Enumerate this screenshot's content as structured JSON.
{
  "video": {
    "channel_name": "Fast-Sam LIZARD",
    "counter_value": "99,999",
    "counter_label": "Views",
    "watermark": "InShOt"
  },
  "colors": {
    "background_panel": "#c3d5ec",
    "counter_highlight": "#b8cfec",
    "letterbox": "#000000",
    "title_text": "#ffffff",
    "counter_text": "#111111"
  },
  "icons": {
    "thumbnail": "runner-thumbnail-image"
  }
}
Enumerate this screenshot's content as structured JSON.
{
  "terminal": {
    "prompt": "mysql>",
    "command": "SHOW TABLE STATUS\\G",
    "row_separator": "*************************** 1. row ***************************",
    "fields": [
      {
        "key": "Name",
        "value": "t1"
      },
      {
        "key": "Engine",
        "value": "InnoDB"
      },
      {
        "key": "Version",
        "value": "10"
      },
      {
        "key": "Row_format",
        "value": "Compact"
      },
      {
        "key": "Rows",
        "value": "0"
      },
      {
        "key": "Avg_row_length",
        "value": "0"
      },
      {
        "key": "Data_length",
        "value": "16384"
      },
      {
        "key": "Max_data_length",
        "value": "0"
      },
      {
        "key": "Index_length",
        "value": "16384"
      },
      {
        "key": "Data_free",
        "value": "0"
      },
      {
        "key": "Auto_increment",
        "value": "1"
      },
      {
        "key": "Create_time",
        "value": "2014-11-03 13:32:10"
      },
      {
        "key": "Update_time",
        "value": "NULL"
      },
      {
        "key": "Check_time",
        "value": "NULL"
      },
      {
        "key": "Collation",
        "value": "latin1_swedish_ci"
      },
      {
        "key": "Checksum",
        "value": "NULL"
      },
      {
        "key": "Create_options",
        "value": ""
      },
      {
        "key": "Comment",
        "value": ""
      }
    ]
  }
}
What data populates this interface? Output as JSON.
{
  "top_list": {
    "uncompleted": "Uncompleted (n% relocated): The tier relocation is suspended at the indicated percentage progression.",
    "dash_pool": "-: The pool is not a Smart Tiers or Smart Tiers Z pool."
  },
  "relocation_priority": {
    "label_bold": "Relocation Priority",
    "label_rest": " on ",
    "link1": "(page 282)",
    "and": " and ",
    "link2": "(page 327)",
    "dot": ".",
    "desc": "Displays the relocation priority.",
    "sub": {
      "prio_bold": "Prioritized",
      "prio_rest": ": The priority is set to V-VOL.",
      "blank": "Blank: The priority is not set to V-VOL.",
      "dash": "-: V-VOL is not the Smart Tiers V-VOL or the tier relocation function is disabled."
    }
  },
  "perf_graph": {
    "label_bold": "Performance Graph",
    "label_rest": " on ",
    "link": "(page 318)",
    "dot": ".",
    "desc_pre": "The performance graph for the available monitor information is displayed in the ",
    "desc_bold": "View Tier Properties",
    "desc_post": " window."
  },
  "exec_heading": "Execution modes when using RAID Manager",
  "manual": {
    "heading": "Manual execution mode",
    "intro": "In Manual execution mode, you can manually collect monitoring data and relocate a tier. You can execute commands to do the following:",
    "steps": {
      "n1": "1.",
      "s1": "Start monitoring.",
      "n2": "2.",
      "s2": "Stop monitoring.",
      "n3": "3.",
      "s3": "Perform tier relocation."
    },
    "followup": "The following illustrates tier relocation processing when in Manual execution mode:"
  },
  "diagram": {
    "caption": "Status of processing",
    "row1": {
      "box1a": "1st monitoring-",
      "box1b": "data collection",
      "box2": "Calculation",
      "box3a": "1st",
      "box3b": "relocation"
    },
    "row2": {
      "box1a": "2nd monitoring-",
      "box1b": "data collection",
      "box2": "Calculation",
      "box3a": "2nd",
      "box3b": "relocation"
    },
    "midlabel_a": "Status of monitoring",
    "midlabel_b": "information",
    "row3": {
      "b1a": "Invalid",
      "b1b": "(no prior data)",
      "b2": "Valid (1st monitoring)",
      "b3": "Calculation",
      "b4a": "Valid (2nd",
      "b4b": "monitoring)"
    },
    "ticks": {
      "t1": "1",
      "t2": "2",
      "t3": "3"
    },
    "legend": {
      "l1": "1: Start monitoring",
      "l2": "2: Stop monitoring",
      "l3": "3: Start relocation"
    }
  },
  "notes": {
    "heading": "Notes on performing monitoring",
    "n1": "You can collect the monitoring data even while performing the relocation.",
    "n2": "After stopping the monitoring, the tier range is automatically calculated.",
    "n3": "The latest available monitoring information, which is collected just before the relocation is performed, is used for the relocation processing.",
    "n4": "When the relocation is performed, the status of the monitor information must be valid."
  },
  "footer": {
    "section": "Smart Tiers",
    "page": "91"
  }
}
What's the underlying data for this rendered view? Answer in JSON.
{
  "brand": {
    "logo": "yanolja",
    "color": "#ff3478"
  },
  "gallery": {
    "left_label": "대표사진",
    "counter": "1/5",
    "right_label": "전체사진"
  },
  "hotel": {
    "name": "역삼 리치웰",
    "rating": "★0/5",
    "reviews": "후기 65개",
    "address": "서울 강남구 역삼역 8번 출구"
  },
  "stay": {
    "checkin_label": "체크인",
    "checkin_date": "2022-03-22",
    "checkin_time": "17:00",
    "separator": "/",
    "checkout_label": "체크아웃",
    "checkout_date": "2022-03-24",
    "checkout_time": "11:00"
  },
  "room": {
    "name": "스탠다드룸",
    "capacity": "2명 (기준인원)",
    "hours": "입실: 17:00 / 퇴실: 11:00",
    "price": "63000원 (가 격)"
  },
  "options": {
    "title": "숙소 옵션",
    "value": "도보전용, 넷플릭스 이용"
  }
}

#### EXERCISE PROMPT
Copy down the material exactly as written.

#### EXERCISE RESPONSE
Enumerate this screenshot's content as structured JSON.
{
  "video": {
    "channel_name": "Fast-Sam LIZARD",
    "counter_value": "99,999",
    "counter_label": "Views",
    "watermark": "InShOt"
  },
  "colors": {
    "background_panel": "#c3d5ec",
    "counter_highlight": "#b8cfec",
    "letterbox": "#000000",
    "title_text": "#ffffff",
    "counter_text": "#111111"
  },
  "icons": {
    "thumbnail": "runner-thumbnail-image"
  }
}
Enumerate this screenshot's content as structured JSON.
{
  "terminal": {
    "prompt": "mysql>",
    "command": "SHOW TABLE STATUS\\G",
    "row_separator": "*************************** 1. row ***************************",
    "fields": [
      {
        "key": "Name",
        "value": "t1"
      },
      {
        "key": "Engine",
        "value": "InnoDB"
      },
      {
        "key": "Version",
        "value": "10"
      },
      {
        "key": "Row_format",
        "value": "Compact"
      },
      {
        "key": "Rows",
        "value": "0"
      },
      {
        "key": "Avg_row_length",
        "value": "0"
      },
      {
        "key": "Data_length",
        "value": "16384"
      },
      {
        "key": "Max_data_length",
        "value": "0"
      },
      {
        "key": "Index_length",
        "value": "16384"
      },
      {
        "key": "Data_free",
        "value": "0"
      },
      {
        "key": "Auto_increment",
        "value": "1"
      },
      {
        "key": "Create_time",
        "value": "2014-11-03 13:32:10"
      },
      {
        "key": "Update_time",
        "value": "NULL"
      },
      {
        "key": "Check_time",
        "value": "NULL"
      },
      {
        "key": "Collation",
        "value": "latin1_swedish_ci"
      },
      {
        "key": "Checksum",
        "value": "NULL"
      },
      {
        "key": "Create_options",
        "value": ""
      },
      {
        "key": "Comment",
        "value": ""
      }
    ]
  }
}
What data populates this interface? Output as JSON.
{
  "top_list": {
    "uncompleted": "Uncompleted (n% relocated): The tier relocation is suspended at the indicated percentage progression.",
    "dash_pool": "-: The pool is not a Smart Tiers or Smart Tiers Z pool."
  },
  "relocation_priority": {
    "label_bold": "Relocation Priority",
    "label_rest": " on ",
    "link1": "(page 282)",
    "and": " and ",
    "link2": "(page 327)",
    "dot": ".",
    "desc": "Displays the relocation priority.",
    "sub": {
      "prio_bold": "Prioritized",
      "prio_rest": ": The priority is set to V-VOL.",
      "blank": "Blank: The priority is not set to V-VOL.",
      "dash": "-: V-VOL is not the Smart Tiers V-VOL or the tier relocation function is disabled."
    }
  },
  "perf_graph": {
    "label_bold": "Performance Graph",
    "label_rest": " on ",
    "link": "(page 318)",
    "dot": ".",
    "desc_pre": "The performance graph for the available monitor information is displayed in the ",
    "desc_bold": "View Tier Properties",
    "desc_post": " window."
  },
  "exec_heading": "Execution modes when using RAID Manager",
  "manual": {
    "heading": "Manual execution mode",
    "intro": "In Manual execution mode, you can manually collect monitoring data and relocate a tier. You can execute commands to do the following:",
    "steps": {
      "n1": "1.",
      "s1": "Start monitoring.",
      "n2": "2.",
      "s2": "Stop monitoring.",
      "n3": "3.",
      "s3": "Perform tier relocation."
    },
    "followup": "The following illustrates tier relocation processing when in Manual execution mode:"
  },
  "diagram": {
    "caption": "Status of processing",
    "row1": {
      "box1a": "1st monitoring-",
      "box1b": "data collection",
      "box2": "Calculation",
      "box3a": "1st",
      "box3b": "relocation"
    },
    "row2": {
      "box1a": "2nd monitoring-",
      "box1b": "data collection",
      "box2": "Calculation",
      "box3a": "2nd",
      "box3b": "relocation"
    },
    "midlabel_a": "Status of monitoring",
    "midlabel_b": "information",
    "row3": {
      "b1a": "Invalid",
      "b1b": "(no prior data)",
      "b2": "Valid (1st monitoring)",
      "b3": "Calculation",
      "b4a": "Valid (2nd",
      "b4b": "monitoring)"
    },
    "ticks": {
      "t1": "1",
      "t2": "2",
      "t3": "3"
    },
    "legend": {
      "l1": "1: Start monitoring",
      "l2": "2: Stop monitoring",
      "l3": "3: Start relocation"
    }
  },
  "notes": {
    "heading": "Notes on performing monitoring",
    "n1": "You can collect the monitoring data even while performing the relocation.",
    "n2": "After stopping the monitoring, the tier range is automatically calculated.",
    "n3": "The latest available monitoring information, which is collected just before the relocation is performed, is used for the relocation processing.",
    "n4": "When the relocation is performed, the status of the monitor information must be valid."
  },
  "footer": {
    "section": "Smart Tiers",
    "page": "91"
  }
}
What's the underlying data for this rendered view? Answer in JSON.
{
  "brand": {
    "logo": "yanolja",
    "color": "#ff3478"
  },
  "gallery": {
    "left_label": "대표사진",
    "counter": "1/5",
    "right_label": "전체사진"
  },
  "hotel": {
    "name": "역삼 리치웰",
    "rating": "★0/5",
    "reviews": "후기 65개",
    "address": "서울 강남구 역삼역 8번 출구"
  },
  "stay": {
    "checkin_label": "체크인",
    "checkin_date": "2022-03-22",
    "checkin_time": "17:00",
    "separator": "/",
    "checkout_label": "체크아웃",
    "checkout_date": "2022-03-24",
    "checkout_time": "11:00"
  },
  "room": {
    "name": "스탠다드룸",
    "capacity": "2명 (기준인원)",
    "hours": "입실: 17:00 / 퇴실: 11:00",
    "price": "63000원 (가 격)"
  },
  "options": {
    "title": "숙소 옵션",
    "value": "도보전용, 넷플릭스 이용"
  }
}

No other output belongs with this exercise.